DESCRIPTION OF THE TASK - Repeat the listing in full, word for word.

----------

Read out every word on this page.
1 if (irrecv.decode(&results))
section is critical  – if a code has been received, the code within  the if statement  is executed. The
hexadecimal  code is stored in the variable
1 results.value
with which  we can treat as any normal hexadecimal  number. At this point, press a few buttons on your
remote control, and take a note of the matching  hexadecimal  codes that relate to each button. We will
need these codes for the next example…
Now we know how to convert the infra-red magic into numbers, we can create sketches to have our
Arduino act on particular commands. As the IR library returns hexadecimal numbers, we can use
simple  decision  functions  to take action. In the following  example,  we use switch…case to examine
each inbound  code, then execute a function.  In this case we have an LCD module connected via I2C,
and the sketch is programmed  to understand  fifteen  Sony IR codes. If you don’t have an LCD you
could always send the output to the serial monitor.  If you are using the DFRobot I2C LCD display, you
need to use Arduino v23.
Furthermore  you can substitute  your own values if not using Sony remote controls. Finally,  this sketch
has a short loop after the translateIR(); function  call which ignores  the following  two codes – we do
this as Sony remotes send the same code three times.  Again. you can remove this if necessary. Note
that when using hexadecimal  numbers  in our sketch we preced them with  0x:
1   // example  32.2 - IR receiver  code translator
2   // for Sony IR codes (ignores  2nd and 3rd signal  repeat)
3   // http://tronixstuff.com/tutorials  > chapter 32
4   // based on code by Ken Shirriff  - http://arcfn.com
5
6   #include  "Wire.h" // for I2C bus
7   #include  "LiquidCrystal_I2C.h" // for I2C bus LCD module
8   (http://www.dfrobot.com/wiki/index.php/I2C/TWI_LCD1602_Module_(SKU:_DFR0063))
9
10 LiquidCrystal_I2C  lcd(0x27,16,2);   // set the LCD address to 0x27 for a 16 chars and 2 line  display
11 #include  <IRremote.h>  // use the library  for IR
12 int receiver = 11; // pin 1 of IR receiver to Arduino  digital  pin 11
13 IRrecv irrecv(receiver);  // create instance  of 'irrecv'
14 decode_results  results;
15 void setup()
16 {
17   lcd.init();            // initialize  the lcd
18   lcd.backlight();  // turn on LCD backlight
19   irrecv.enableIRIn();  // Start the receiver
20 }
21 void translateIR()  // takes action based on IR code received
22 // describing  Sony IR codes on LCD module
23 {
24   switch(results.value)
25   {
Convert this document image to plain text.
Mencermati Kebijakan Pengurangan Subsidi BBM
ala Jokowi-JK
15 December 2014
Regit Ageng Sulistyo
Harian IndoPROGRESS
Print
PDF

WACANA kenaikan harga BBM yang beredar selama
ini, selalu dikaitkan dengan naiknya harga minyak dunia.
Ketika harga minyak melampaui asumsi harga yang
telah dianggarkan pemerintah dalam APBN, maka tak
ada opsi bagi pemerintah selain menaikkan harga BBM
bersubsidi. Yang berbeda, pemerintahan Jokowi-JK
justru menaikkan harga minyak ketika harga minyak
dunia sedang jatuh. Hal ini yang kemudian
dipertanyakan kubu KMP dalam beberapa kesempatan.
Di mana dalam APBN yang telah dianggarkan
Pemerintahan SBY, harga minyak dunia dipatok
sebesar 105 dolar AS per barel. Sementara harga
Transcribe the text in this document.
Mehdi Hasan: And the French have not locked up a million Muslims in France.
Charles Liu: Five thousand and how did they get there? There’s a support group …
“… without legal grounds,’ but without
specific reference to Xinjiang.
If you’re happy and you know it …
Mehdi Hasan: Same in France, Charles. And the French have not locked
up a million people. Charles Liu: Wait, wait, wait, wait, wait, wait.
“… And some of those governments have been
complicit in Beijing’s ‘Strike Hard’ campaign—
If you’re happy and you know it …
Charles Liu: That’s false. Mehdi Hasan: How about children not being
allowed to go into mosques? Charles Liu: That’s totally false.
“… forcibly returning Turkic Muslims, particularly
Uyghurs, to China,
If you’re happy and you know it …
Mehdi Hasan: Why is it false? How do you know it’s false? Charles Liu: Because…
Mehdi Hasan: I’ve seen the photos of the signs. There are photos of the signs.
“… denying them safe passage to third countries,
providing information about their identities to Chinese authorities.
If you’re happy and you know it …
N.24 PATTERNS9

----------

TASK SOLUTION -
Read out every word on this page.
1 if (irrecv.decode(&results))
section is critical  – if a code has been received, the code within  the if statement  is executed. The
hexadecimal  code is stored in the variable
1 results.value
with which  we can treat as any normal hexadecimal  number. At this point, press a few buttons on your
remote control, and take a note of the matching  hexadecimal  codes that relate to each button. We will
need these codes for the next example…
Now we know how to convert the infra-red magic into numbers, we can create sketches to have our
Arduino act on particular commands. As the IR library returns hexadecimal numbers, we can use
simple  decision  functions  to take action. In the following  example,  we use switch…case to examine
each inbound  code, then execute a function.  In this case we have an LCD module connected via I2C,
and the sketch is programmed  to understand  fifteen  Sony IR codes. If you don’t have an LCD you
could always send the output to the serial monitor.  If you are using the DFRobot I2C LCD display, you
need to use Arduino v23.
Furthermore  you can substitute  your own values if not using Sony remote controls. Finally,  this sketch
has a short loop after the translateIR(); function  call which ignores  the following  two codes – we do
this as Sony remotes send the same code three times.  Again. you can remove this if necessary. Note
that when using hexadecimal  numbers  in our sketch we preced them with  0x:
1   // example  32.2 - IR receiver  code translator
2   // for Sony IR codes (ignores  2nd and 3rd signal  repeat)
3   // http://tronixstuff.com/tutorials  > chapter 32
4   // based on code by Ken Shirriff  - http://arcfn.com
5
6   #include  "Wire.h" // for I2C bus
7   #include  "LiquidCrystal_I2C.h" // for I2C bus LCD module
8   (http://www.dfrobot.com/wiki/index.php/I2C/TWI_LCD1602_Module_(SKU:_DFR0063))
9
10 LiquidCrystal_I2C  lcd(0x27,16,2);   // set the LCD address to 0x27 for a 16 chars and 2 line  display
11 #include  <IRremote.h>  // use the library  for IR
12 int receiver = 11; // pin 1 of IR receiver to Arduino  digital  pin 11
13 IRrecv irrecv(receiver);  // create instance  of 'irrecv'
14 decode_results  results;
15 void setup()
16 {
17   lcd.init();            // initialize  the lcd
18   lcd.backlight();  // turn on LCD backlight
19   irrecv.enableIRIn();  // Start the receiver
20 }
21 void translateIR()  // takes action based on IR code received
22 // describing  Sony IR codes on LCD module
23 {
24   switch(results.value)
25   {
Convert this document image to plain text.
Mencermati Kebijakan Pengurangan Subsidi BBM
ala Jokowi-JK
15 December 2014
Regit Ageng Sulistyo
Harian IndoPROGRESS
Print
PDF

WACANA kenaikan harga BBM yang beredar selama
ini, selalu dikaitkan dengan naiknya harga minyak dunia.
Ketika harga minyak melampaui asumsi harga yang
telah dianggarkan pemerintah dalam APBN, maka tak
ada opsi bagi pemerintah selain menaikkan harga BBM
bersubsidi. Yang berbeda, pemerintahan Jokowi-JK
justru menaikkan harga minyak ketika harga minyak
dunia sedang jatuh. Hal ini yang kemudian
dipertanyakan kubu KMP dalam beberapa kesempatan.
Di mana dalam APBN yang telah dianggarkan
Pemerintahan SBY, harga minyak dunia dipatok
sebesar 105 dolar AS per barel. Sementara harga
Transcribe the text in this document.
Mehdi Hasan: And the French have not locked up a million Muslims in France.
Charles Liu: Five thousand and how did they get there? There’s a support group …
“… without legal grounds,’ but without
specific reference to Xinjiang.
If you’re happy and you know it …
Mehdi Hasan: Same in France, Charles. And the French have not locked
up a million people. Charles Liu: Wait, wait, wait, wait, wait, wait.
“… And some of those governments have been
complicit in Beijing’s ‘Strike Hard’ campaign—
If you’re happy and you know it …
Charles Liu: That’s false. Mehdi Hasan: How about children not being
allowed to go into mosques? Charles Liu: That’s totally false.
“… forcibly returning Turkic Muslims, particularly
Uyghurs, to China,
If you’re happy and you know it …
Mehdi Hasan: Why is it false? How do you know it’s false? Charles Liu: Because…
Mehdi Hasan: I’ve seen the photos of the signs. There are photos of the signs.
“… denying them safe passage to third countries,
providing information about their identities to Chinese authorities.
If you’re happy and you know it …
N.24 PATTERNS9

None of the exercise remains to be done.